## begin
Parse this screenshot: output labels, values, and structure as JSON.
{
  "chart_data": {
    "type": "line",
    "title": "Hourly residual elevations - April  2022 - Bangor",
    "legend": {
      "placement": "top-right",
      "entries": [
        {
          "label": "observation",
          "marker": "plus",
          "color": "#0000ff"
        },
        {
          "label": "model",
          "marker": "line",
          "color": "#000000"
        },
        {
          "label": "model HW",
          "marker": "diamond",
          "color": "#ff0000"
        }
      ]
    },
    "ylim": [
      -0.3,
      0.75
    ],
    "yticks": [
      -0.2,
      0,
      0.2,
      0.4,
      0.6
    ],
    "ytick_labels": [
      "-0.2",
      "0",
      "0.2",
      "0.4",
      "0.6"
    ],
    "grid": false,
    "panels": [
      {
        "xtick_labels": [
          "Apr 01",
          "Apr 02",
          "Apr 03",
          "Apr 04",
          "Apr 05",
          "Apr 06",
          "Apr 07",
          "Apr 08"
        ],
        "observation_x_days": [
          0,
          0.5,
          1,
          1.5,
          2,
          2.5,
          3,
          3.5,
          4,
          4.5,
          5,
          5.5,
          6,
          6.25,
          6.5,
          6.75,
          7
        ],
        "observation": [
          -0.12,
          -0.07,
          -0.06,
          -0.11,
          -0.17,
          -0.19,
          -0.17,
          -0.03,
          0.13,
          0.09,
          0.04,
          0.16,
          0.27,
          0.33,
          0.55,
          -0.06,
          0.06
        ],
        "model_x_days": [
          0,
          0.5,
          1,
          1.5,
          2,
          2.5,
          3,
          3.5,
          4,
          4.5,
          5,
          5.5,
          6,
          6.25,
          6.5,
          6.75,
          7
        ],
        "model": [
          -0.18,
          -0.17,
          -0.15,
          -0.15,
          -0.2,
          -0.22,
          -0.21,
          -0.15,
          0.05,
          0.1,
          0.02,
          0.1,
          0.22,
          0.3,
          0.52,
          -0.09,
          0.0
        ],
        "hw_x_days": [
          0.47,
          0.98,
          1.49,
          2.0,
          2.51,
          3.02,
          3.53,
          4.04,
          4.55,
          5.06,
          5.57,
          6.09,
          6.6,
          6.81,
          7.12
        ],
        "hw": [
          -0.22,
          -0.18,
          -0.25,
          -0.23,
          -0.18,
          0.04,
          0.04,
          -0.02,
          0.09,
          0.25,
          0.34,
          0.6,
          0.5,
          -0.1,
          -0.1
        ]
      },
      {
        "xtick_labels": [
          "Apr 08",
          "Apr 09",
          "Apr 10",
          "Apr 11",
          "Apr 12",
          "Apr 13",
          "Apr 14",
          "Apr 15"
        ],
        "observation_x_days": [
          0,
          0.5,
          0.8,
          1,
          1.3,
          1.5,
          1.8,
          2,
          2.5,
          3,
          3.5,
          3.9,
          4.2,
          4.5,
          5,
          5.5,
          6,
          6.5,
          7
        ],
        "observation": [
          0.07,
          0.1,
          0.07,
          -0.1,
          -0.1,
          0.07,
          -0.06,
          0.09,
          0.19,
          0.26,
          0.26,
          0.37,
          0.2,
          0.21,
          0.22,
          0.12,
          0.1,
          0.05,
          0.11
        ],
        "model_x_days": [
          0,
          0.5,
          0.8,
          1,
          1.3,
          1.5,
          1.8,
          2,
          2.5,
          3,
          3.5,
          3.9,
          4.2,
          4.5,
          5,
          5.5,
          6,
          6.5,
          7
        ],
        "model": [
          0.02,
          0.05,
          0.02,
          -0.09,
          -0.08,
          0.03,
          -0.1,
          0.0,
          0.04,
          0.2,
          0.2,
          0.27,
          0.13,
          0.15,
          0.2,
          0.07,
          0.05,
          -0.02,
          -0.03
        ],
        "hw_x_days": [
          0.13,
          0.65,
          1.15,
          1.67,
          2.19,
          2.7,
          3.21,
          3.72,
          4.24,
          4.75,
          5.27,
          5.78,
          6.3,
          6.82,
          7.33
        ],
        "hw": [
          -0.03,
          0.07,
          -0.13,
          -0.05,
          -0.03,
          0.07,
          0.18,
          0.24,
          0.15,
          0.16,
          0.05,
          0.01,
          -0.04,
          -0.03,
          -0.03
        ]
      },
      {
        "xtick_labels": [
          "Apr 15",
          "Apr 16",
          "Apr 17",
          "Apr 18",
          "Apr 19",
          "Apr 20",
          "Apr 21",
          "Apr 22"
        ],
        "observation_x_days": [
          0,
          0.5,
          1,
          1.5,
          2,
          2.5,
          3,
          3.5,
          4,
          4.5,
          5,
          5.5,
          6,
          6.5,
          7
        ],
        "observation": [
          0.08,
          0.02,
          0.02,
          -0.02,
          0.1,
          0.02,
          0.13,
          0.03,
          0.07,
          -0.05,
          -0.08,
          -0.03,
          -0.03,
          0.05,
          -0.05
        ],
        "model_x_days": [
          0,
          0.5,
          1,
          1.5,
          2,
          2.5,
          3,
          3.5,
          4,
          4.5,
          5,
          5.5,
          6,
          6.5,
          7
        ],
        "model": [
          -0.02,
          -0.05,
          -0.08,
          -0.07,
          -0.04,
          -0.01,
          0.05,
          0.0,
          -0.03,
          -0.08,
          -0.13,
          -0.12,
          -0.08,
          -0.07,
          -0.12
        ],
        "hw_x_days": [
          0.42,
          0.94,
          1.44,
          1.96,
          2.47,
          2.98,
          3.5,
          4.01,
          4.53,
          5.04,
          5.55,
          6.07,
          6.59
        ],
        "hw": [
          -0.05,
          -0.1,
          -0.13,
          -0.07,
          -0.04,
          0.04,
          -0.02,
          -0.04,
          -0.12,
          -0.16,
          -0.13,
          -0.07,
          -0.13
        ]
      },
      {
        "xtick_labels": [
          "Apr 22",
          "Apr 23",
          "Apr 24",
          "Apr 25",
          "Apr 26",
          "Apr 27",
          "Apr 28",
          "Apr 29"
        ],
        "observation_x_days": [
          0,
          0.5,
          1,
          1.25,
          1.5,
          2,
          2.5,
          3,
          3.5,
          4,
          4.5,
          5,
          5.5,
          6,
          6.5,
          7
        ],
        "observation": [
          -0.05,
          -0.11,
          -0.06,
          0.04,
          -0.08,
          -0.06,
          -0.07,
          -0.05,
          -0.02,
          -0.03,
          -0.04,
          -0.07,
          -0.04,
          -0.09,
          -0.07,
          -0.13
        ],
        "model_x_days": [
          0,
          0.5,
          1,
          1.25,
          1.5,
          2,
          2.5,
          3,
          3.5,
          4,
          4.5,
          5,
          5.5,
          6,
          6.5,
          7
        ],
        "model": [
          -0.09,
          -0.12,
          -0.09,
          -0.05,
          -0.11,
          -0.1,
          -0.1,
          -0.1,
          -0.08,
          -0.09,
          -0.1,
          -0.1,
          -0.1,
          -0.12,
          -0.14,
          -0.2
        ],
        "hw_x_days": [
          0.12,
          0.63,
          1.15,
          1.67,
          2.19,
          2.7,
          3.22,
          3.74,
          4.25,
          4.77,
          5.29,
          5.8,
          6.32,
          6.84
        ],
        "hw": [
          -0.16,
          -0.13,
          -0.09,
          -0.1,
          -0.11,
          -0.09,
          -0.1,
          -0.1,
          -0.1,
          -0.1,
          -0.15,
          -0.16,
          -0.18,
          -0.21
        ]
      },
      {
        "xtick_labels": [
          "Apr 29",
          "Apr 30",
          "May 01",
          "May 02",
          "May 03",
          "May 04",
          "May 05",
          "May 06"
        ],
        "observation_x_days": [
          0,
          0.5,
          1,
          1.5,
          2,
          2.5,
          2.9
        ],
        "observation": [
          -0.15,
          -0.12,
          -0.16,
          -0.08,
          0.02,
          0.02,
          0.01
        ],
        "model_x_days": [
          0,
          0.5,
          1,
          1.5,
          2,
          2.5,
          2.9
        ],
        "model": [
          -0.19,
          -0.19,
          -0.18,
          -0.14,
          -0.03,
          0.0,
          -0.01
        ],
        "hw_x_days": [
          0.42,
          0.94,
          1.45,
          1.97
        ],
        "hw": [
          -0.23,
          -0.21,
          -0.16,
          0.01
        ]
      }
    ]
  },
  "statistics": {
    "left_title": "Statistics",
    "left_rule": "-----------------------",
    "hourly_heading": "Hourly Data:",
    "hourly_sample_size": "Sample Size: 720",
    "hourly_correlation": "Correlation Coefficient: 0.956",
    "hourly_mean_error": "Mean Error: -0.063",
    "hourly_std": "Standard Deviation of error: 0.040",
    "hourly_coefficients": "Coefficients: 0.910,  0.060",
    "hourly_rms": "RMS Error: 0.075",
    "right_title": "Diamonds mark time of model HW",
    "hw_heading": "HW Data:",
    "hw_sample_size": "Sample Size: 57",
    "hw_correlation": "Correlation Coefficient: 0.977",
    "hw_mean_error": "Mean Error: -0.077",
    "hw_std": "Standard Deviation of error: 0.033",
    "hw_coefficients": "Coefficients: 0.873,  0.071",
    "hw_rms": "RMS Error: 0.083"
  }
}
## end
**Problem statement**
Of the lines in this data, how many contain "Correlation"? Reply with only the number.

**Result for this exercise**
2